Exercise description - Rewrite the records from the start through the line containing "left-right-legend-glyph: L/R (486, 1154, 515, 1174)", replacing "sample-icon" with "sample-symbol" and leaving everything else unchanged.

Records provided -
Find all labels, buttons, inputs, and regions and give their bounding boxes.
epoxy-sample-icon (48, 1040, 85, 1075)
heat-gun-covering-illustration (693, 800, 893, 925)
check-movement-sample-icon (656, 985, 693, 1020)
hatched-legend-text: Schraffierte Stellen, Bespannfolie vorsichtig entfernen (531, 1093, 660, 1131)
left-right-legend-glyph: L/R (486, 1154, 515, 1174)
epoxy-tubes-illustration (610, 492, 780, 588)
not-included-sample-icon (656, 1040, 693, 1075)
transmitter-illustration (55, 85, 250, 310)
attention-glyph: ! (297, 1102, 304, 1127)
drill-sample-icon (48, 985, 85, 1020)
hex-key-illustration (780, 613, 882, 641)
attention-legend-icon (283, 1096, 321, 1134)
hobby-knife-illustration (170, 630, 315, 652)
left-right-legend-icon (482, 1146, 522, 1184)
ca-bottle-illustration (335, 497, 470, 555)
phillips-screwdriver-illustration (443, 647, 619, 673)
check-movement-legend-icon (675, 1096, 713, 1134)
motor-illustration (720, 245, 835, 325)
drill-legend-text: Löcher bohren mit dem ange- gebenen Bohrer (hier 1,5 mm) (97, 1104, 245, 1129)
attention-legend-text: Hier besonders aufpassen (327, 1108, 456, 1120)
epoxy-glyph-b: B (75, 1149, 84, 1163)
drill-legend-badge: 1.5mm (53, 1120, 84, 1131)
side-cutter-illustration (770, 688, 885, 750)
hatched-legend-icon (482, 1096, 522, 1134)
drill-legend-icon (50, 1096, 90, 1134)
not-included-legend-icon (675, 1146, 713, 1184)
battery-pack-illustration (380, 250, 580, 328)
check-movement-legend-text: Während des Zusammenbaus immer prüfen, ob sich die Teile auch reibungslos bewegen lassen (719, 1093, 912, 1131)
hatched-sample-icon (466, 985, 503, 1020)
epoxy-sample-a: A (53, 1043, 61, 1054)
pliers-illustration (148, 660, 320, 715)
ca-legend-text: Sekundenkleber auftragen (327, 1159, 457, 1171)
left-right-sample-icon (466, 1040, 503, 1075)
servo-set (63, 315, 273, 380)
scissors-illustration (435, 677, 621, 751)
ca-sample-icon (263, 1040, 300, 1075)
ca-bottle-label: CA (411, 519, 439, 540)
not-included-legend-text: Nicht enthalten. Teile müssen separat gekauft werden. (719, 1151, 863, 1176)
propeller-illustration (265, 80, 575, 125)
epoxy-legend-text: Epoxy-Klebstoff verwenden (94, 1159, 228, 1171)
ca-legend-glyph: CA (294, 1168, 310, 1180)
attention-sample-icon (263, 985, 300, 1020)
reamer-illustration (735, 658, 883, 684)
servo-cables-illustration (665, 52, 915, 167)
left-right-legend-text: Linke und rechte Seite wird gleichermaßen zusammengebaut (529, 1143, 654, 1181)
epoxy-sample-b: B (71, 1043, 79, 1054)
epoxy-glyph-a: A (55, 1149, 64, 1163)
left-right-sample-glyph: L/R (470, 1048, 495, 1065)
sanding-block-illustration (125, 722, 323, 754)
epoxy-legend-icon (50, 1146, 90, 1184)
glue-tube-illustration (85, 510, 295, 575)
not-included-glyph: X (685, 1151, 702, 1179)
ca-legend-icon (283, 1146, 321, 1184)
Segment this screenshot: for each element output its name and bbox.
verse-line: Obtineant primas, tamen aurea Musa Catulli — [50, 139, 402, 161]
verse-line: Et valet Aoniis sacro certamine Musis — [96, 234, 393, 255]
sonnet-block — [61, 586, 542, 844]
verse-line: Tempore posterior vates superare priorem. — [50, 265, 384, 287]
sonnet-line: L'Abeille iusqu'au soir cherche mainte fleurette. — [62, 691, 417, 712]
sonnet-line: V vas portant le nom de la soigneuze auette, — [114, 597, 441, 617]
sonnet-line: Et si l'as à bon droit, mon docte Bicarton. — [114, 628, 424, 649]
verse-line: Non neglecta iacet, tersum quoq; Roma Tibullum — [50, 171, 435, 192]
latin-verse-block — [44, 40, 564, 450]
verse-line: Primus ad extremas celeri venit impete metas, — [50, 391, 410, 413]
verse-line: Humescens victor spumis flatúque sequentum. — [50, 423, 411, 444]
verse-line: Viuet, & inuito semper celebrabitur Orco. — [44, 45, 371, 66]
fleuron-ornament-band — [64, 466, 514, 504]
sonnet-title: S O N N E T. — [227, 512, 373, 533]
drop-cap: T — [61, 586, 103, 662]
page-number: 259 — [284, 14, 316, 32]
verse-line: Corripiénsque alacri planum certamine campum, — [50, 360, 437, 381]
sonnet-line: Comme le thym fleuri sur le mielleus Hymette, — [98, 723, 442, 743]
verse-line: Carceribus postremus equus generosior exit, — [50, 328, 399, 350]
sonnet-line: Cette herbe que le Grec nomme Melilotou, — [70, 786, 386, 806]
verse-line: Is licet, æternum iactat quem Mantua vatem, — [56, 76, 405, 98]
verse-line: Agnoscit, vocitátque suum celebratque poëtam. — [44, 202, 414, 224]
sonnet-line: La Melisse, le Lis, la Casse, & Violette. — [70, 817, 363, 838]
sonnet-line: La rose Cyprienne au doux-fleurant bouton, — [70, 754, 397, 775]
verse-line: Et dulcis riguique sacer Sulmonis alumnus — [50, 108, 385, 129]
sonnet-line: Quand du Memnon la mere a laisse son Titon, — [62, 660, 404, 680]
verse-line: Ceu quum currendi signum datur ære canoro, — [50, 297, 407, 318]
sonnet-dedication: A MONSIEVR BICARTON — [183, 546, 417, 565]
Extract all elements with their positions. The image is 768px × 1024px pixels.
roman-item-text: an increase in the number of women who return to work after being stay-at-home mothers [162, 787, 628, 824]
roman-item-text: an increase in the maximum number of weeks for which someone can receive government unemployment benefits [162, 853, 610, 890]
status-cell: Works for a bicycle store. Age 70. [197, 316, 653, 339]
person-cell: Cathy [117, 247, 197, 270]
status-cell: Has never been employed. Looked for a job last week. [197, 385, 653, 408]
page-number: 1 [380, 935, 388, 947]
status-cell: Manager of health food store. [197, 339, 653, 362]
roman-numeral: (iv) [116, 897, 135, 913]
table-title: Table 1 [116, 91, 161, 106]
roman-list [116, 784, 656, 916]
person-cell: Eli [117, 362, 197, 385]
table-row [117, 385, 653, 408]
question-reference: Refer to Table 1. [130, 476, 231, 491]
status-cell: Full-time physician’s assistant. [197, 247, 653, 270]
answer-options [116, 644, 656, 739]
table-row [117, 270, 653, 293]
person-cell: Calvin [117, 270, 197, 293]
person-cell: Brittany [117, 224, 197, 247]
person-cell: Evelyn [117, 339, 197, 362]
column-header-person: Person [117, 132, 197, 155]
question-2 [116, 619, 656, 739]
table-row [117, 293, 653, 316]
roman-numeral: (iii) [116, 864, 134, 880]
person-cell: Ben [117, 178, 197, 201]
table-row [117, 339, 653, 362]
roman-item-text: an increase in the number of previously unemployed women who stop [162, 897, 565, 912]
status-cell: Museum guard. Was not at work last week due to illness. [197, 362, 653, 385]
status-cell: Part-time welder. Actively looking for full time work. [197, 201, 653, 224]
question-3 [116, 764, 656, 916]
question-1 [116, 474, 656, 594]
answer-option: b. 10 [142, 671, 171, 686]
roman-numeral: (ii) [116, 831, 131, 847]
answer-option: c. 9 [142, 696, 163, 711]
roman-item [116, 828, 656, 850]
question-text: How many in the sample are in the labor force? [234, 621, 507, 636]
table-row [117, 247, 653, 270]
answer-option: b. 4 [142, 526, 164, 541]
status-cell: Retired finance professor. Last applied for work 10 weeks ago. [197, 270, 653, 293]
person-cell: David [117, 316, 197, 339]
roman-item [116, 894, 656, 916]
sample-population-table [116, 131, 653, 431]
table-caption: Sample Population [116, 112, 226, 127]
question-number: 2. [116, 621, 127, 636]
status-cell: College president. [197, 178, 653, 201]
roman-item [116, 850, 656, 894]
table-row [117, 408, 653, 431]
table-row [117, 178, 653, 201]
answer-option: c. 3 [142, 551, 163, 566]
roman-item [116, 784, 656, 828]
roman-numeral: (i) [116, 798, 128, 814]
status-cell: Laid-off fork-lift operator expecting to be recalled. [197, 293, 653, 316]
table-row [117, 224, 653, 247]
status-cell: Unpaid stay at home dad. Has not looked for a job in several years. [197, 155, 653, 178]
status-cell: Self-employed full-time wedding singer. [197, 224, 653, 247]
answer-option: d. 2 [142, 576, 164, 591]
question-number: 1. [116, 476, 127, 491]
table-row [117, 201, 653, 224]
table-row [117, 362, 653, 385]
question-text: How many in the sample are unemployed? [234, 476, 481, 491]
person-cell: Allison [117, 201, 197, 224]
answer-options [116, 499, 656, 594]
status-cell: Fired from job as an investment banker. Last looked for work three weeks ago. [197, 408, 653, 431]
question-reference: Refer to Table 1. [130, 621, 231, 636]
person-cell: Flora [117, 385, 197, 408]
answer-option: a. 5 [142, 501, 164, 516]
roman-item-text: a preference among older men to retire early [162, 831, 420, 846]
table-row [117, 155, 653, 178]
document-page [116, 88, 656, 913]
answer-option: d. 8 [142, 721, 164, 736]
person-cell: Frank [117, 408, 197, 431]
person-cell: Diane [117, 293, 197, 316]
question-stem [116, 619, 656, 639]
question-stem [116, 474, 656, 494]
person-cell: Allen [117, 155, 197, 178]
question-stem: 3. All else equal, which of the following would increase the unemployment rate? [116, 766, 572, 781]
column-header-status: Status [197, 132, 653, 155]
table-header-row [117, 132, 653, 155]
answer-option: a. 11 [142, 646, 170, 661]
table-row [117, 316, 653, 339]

Answer below -
Find all labels, buttons, inputs, and regions and give their bounding boxes.
epoxy-sample-symbol (48, 1040, 85, 1075)
heat-gun-covering-illustration (693, 800, 893, 925)
check-movement-sample-symbol (656, 985, 693, 1020)
hatched-legend-text: Schraffierte Stellen, Bespannfolie vorsichtig entfernen (531, 1093, 660, 1131)
left-right-legend-glyph: L/R (486, 1154, 515, 1174)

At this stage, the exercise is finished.